SOURCE MATERIAL →
+++
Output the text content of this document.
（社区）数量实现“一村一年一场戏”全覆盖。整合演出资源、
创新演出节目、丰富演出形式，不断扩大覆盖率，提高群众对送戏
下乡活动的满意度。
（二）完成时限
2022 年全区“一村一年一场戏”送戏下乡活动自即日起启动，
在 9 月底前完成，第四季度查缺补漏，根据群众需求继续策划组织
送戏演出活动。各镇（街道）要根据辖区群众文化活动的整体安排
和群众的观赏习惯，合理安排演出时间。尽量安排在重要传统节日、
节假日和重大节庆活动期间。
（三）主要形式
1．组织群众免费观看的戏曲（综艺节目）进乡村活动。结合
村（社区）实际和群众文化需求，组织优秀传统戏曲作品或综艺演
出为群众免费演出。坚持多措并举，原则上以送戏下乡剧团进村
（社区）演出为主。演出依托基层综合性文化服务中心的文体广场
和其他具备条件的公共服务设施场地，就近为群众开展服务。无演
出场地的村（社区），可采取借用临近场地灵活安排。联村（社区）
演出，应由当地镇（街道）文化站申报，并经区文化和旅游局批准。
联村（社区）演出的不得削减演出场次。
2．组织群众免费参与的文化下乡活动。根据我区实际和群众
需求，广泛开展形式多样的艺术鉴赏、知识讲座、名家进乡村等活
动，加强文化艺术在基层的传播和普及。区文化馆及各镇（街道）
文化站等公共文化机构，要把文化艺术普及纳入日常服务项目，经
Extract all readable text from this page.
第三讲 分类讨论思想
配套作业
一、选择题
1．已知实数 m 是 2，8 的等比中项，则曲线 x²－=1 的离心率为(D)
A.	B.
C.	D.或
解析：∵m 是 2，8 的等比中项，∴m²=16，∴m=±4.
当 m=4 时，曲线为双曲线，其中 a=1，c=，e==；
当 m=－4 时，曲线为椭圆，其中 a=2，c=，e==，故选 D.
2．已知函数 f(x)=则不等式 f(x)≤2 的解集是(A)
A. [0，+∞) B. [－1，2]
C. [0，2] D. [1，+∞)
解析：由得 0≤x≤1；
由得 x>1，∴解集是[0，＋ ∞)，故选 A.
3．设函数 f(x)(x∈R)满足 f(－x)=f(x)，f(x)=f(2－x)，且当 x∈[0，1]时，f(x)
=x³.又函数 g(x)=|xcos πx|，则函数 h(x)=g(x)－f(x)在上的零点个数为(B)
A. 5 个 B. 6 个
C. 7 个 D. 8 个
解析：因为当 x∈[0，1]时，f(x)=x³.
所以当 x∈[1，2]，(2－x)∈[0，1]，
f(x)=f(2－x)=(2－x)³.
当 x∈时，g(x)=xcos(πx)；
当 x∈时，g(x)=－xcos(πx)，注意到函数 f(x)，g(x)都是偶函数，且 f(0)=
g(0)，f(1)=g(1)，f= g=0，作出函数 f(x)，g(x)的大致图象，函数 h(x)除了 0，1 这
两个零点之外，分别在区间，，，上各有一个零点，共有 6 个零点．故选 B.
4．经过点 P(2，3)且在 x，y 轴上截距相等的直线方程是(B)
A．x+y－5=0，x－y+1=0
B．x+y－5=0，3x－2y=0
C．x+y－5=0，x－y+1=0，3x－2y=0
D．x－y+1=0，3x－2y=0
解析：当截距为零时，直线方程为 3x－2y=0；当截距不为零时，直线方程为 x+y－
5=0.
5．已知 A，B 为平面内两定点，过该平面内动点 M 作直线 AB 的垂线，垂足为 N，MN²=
+++
From the line holding "Extract all readable text from this page." down to the final line above, quote every line exactly and only those lines.

EXERCISE ANSWER →
Extract all readable text from this page.
第三讲 分类讨论思想
配套作业
一、选择题
1．已知实数 m 是 2，8 的等比中项，则曲线 x²－=1 的离心率为(D)
A.	B.
C.	D.或
解析：∵m 是 2，8 的等比中项，∴m²=16，∴m=±4.
当 m=4 时，曲线为双曲线，其中 a=1，c=，e==；
当 m=－4 时，曲线为椭圆，其中 a=2，c=，e==，故选 D.
2．已知函数 f(x)=则不等式 f(x)≤2 的解集是(A)
A. [0，+∞) B. [－1，2]
C. [0，2] D. [1，+∞)
解析：由得 0≤x≤1；
由得 x>1，∴解集是[0，＋ ∞)，故选 A.
3．设函数 f(x)(x∈R)满足 f(－x)=f(x)，f(x)=f(2－x)，且当 x∈[0，1]时，f(x)
=x³.又函数 g(x)=|xcos πx|，则函数 h(x)=g(x)－f(x)在上的零点个数为(B)
A. 5 个 B. 6 个
C. 7 个 D. 8 个
解析：因为当 x∈[0，1]时，f(x)=x³.
所以当 x∈[1，2]，(2－x)∈[0，1]，
f(x)=f(2－x)=(2－x)³.
当 x∈时，g(x)=xcos(πx)；
当 x∈时，g(x)=－xcos(πx)，注意到函数 f(x)，g(x)都是偶函数，且 f(0)=
g(0)，f(1)=g(1)，f= g=0，作出函数 f(x)，g(x)的大致图象，函数 h(x)除了 0，1 这
两个零点之外，分别在区间，，，上各有一个零点，共有 6 个零点．故选 B.
4．经过点 P(2，3)且在 x，y 轴上截距相等的直线方程是(B)
A．x+y－5=0，x－y+1=0
B．x+y－5=0，3x－2y=0
C．x+y－5=0，x－y+1=0，3x－2y=0
D．x－y+1=0，3x－2y=0
解析：当截距为零时，直线方程为 3x－2y=0；当截距不为零时，直线方程为 x+y－
5=0.
5．已知 A，B 为平面内两定点，过该平面内动点 M 作直线 AB 的垂线，垂足为 N，MN²=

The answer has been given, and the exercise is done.